EXERCISE DETAILS: Each line containing the word "children" must be reported.

GIVEN ENTRIES:
>> begin
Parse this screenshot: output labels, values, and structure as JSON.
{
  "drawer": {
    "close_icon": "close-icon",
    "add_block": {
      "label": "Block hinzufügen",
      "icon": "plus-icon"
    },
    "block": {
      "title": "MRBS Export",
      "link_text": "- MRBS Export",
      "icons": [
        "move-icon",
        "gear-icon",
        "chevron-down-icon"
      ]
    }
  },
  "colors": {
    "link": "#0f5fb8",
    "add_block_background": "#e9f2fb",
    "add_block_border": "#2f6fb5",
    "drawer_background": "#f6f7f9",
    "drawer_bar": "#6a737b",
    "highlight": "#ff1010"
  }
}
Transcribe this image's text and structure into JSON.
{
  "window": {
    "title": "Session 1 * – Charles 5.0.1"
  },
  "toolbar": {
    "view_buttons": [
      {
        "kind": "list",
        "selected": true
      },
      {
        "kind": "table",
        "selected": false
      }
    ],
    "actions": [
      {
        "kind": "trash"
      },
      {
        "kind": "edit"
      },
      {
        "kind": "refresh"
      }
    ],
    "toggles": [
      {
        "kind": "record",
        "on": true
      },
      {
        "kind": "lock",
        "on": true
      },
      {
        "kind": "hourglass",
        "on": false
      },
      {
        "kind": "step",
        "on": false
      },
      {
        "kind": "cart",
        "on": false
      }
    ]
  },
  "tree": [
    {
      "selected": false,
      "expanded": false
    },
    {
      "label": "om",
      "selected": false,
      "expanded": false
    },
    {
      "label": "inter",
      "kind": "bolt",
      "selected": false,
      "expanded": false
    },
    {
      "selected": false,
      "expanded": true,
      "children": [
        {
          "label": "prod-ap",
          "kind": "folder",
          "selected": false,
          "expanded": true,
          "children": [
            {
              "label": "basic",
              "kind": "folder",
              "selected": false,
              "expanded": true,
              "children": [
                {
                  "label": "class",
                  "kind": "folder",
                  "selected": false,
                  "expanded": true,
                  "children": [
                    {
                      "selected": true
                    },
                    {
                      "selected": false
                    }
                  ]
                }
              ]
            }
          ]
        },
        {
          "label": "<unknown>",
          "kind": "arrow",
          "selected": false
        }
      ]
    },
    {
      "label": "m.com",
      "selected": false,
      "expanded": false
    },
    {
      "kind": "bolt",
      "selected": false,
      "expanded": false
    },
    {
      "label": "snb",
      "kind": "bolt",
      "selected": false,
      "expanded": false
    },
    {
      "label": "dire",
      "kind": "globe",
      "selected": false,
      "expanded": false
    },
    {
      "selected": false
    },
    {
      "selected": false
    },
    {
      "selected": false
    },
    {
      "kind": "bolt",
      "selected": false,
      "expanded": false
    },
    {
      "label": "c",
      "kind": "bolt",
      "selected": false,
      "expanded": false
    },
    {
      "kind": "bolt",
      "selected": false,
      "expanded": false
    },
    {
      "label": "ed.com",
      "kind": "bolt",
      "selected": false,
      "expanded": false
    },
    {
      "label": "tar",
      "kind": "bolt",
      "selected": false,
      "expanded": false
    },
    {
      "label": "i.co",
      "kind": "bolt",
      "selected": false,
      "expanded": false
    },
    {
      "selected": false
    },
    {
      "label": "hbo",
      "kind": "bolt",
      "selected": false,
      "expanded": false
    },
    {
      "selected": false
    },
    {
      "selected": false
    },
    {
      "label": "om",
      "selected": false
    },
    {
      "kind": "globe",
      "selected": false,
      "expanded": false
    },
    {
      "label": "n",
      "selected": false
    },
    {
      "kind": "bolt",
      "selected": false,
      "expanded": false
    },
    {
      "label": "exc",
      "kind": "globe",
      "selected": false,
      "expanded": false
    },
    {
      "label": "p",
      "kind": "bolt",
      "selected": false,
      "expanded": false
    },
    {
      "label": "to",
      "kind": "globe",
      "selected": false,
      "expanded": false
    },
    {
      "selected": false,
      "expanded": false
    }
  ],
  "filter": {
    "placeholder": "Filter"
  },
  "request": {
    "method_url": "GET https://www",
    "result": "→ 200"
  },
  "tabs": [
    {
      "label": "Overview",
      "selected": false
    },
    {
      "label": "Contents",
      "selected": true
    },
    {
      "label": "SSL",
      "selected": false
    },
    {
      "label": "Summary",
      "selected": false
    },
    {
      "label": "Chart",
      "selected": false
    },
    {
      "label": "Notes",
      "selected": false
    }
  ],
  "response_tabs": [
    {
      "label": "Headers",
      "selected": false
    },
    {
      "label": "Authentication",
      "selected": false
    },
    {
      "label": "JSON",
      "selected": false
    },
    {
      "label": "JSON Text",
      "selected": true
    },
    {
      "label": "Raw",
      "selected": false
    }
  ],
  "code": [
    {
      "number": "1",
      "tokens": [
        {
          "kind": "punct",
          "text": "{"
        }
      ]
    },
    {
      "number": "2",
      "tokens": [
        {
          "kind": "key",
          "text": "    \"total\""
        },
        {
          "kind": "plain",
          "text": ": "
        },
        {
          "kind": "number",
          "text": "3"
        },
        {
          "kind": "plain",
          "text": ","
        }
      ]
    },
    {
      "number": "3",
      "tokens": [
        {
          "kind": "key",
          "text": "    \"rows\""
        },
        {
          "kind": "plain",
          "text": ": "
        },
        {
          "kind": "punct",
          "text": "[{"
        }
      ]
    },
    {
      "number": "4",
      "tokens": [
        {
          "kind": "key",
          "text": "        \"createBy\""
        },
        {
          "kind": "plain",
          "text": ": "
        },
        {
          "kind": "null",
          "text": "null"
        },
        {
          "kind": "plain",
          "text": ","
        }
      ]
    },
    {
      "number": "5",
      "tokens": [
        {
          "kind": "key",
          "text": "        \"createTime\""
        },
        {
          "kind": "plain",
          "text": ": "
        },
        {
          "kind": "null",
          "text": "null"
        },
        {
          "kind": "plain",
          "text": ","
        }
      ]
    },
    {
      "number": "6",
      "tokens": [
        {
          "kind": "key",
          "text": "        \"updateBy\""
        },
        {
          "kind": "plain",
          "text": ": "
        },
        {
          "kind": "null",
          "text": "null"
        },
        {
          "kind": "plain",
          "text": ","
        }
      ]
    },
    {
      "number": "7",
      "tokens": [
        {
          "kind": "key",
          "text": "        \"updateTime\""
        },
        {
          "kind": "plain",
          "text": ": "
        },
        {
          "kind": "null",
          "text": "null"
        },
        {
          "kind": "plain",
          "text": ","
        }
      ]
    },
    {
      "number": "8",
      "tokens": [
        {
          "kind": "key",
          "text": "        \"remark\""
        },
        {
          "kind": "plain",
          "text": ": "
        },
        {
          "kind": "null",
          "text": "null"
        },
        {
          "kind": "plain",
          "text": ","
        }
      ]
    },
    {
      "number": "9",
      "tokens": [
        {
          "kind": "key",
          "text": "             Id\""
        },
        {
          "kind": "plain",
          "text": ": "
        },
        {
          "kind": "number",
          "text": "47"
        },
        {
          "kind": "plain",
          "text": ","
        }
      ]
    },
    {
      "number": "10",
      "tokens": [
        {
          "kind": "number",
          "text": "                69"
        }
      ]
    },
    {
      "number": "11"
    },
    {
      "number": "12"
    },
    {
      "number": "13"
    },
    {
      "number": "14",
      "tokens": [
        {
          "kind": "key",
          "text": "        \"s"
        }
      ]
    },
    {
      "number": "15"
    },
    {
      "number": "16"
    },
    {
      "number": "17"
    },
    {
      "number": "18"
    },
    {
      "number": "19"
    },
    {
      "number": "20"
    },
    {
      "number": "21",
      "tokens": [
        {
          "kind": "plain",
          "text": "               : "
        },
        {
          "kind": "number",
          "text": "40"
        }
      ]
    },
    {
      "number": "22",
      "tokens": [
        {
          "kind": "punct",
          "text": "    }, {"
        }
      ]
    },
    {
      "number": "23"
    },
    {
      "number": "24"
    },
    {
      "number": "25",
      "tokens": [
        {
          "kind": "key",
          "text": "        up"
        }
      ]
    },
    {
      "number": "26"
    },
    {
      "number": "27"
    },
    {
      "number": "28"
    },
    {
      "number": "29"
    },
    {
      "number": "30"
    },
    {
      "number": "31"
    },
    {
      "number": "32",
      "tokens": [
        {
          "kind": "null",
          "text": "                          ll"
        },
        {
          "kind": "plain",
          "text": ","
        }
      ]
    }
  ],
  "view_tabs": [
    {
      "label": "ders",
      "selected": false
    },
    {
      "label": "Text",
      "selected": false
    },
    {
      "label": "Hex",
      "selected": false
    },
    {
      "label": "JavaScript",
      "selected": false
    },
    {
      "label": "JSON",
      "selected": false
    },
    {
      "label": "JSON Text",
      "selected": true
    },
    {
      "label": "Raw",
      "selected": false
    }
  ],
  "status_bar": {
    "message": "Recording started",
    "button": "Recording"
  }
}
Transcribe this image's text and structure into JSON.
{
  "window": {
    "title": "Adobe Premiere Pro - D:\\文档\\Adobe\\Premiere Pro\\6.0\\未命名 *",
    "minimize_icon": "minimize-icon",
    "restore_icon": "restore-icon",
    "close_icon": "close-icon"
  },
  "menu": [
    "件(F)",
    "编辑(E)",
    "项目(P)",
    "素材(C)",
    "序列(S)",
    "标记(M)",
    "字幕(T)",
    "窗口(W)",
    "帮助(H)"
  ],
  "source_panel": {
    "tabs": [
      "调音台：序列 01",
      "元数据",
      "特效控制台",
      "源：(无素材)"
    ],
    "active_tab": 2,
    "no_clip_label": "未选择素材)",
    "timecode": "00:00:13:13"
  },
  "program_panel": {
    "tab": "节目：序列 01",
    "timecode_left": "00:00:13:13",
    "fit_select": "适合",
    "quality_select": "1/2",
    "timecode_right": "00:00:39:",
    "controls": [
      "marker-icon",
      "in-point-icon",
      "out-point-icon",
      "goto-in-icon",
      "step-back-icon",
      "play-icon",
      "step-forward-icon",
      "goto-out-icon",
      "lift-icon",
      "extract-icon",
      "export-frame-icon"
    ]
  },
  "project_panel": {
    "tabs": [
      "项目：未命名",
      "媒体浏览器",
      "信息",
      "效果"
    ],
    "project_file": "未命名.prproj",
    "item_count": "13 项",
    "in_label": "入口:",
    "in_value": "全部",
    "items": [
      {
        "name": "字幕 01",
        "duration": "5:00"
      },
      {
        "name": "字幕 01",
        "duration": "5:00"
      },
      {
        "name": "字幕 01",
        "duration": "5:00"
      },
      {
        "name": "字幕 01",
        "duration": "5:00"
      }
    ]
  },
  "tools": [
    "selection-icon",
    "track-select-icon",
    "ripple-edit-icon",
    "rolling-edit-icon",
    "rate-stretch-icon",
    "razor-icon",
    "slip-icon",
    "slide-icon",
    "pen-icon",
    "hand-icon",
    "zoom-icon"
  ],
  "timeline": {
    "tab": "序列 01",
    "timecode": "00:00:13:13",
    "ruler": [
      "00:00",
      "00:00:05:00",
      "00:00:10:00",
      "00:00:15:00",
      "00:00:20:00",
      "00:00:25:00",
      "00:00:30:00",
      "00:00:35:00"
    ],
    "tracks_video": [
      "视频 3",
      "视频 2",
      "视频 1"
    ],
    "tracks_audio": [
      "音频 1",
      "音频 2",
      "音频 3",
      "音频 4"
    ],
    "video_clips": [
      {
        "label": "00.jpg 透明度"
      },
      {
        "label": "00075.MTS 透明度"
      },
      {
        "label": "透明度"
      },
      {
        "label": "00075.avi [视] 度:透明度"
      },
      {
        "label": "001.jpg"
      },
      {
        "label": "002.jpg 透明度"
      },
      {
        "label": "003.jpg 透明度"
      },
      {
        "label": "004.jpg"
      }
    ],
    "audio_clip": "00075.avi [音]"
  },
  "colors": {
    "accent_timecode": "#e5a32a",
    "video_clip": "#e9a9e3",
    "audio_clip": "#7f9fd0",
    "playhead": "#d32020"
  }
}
>> end
TASK OUTPUT:
      "children": [
          "children": [
              "children": [
                  "children": [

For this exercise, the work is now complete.